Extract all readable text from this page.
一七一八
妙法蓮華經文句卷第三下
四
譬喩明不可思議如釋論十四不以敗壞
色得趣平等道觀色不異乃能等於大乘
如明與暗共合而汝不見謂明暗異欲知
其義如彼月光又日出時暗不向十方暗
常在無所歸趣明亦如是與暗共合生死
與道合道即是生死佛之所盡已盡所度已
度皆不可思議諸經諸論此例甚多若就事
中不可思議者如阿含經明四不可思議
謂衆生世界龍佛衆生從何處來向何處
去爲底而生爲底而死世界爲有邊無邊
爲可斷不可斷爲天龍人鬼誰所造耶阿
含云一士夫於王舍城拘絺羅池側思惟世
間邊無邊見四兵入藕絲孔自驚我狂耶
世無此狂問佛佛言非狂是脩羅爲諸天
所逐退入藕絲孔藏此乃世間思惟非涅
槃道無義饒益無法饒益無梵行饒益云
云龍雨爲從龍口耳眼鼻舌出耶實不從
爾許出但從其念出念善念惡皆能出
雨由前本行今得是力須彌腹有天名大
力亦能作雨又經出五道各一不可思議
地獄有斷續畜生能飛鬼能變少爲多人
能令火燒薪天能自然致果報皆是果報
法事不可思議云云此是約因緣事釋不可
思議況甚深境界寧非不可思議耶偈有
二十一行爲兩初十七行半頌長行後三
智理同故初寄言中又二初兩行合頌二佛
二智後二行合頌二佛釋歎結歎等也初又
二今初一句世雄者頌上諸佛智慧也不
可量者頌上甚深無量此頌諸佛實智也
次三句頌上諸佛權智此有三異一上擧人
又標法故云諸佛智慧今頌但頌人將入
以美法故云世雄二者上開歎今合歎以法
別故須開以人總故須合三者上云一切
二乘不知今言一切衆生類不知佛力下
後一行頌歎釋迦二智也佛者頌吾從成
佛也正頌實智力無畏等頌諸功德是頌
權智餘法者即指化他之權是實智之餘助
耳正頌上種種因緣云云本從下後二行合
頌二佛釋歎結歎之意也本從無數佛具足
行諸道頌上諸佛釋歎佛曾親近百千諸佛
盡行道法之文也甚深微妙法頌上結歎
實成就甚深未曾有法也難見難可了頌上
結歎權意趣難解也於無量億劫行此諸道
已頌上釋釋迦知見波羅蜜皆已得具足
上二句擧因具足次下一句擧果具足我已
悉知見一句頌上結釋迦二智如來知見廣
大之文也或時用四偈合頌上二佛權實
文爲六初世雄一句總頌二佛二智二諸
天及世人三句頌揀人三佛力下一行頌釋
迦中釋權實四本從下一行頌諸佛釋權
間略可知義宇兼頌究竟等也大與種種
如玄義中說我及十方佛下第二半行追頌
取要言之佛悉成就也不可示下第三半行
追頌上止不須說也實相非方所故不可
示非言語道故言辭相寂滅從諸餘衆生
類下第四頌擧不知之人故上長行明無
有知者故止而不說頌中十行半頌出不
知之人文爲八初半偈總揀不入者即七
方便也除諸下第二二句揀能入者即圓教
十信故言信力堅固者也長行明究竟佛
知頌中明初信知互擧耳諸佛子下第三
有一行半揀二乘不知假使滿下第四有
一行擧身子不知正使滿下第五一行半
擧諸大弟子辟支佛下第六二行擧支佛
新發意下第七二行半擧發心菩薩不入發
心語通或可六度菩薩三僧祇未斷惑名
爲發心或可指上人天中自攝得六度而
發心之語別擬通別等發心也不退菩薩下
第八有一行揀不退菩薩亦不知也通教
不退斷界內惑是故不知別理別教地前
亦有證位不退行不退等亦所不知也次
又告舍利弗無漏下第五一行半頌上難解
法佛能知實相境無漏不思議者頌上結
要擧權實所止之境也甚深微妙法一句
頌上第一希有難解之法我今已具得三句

▬▬▬▬▬▬

» **DIRECTIVE**
Write each line above out exactly.

» **ANSWER BELOW**
Extract all readable text from this page.
一七一八
妙法蓮華經文句卷第三下
四
譬喩明不可思議如釋論十四不以敗壞
色得趣平等道觀色不異乃能等於大乘
如明與暗共合而汝不見謂明暗異欲知
其義如彼月光又日出時暗不向十方暗
常在無所歸趣明亦如是與暗共合生死
與道合道即是生死佛之所盡已盡所度已
度皆不可思議諸經諸論此例甚多若就事
中不可思議者如阿含經明四不可思議
謂衆生世界龍佛衆生從何處來向何處
去爲底而生爲底而死世界爲有邊無邊
爲可斷不可斷爲天龍人鬼誰所造耶阿
含云一士夫於王舍城拘絺羅池側思惟世
間邊無邊見四兵入藕絲孔自驚我狂耶
世無此狂問佛佛言非狂是脩羅爲諸天
所逐退入藕絲孔藏此乃世間思惟非涅
槃道無義饒益無法饒益無梵行饒益云
云龍雨爲從龍口耳眼鼻舌出耶實不從
爾許出但從其念出念善念惡皆能出
雨由前本行今得是力須彌腹有天名大
力亦能作雨又經出五道各一不可思議
地獄有斷續畜生能飛鬼能變少爲多人
能令火燒薪天能自然致果報皆是果報
法事不可思議云云此是約因緣事釋不可
思議況甚深境界寧非不可思議耶偈有
二十一行爲兩初十七行半頌長行後三
智理同故初寄言中又二初兩行合頌二佛
二智後二行合頌二佛釋歎結歎等也初又
二今初一句世雄者頌上諸佛智慧也不
可量者頌上甚深無量此頌諸佛實智也
次三句頌上諸佛權智此有三異一上擧人
又標法故云諸佛智慧今頌但頌人將入
以美法故云世雄二者上開歎今合歎以法
別故須開以人總故須合三者上云一切
二乘不知今言一切衆生類不知佛力下
後一行頌歎釋迦二智也佛者頌吾從成
佛也正頌實智力無畏等頌諸功德是頌
權智餘法者即指化他之權是實智之餘助
耳正頌上種種因緣云云本從下後二行合
頌二佛釋歎結歎之意也本從無數佛具足
行諸道頌上諸佛釋歎佛曾親近百千諸佛
盡行道法之文也甚深微妙法頌上結歎
實成就甚深未曾有法也難見難可了頌上
結歎權意趣難解也於無量億劫行此諸道
已頌上釋釋迦知見波羅蜜皆已得具足
上二句擧因具足次下一句擧果具足我已
悉知見一句頌上結釋迦二智如來知見廣
大之文也或時用四偈合頌上二佛權實
文爲六初世雄一句總頌二佛二智二諸
天及世人三句頌揀人三佛力下一行頌釋
迦中釋權實四本從下一行頌諸佛釋權
間略可知義宇兼頌究竟等也大與種種
如玄義中說我及十方佛下第二半行追頌
取要言之佛悉成就也不可示下第三半行
追頌上止不須說也實相非方所故不可
示非言語道故言辭相寂滅從諸餘衆生
類下第四頌擧不知之人故上長行明無
有知者故止而不說頌中十行半頌出不
知之人文爲八初半偈總揀不入者即七
方便也除諸下第二二句揀能入者即圓教
十信故言信力堅固者也長行明究竟佛
知頌中明初信知互擧耳諸佛子下第三
有一行半揀二乘不知假使滿下第四有
一行擧身子不知正使滿下第五一行半
擧諸大弟子辟支佛下第六二行擧支佛
新發意下第七二行半擧發心菩薩不入發
心語通或可六度菩薩三僧祇未斷惑名
爲發心或可指上人天中自攝得六度而
發心之語別擬通別等發心也不退菩薩下
第八有一行揀不退菩薩亦不知也通教
不退斷界內惑是故不知別理別教地前
亦有證位不退行不退等亦所不知也次
又告舍利弗無漏下第五一行半頌上難解
法佛能知實相境無漏不思議者頌上結
要擧權實所止之境也甚深微妙法一句
頌上第一希有難解之法我今已具得三句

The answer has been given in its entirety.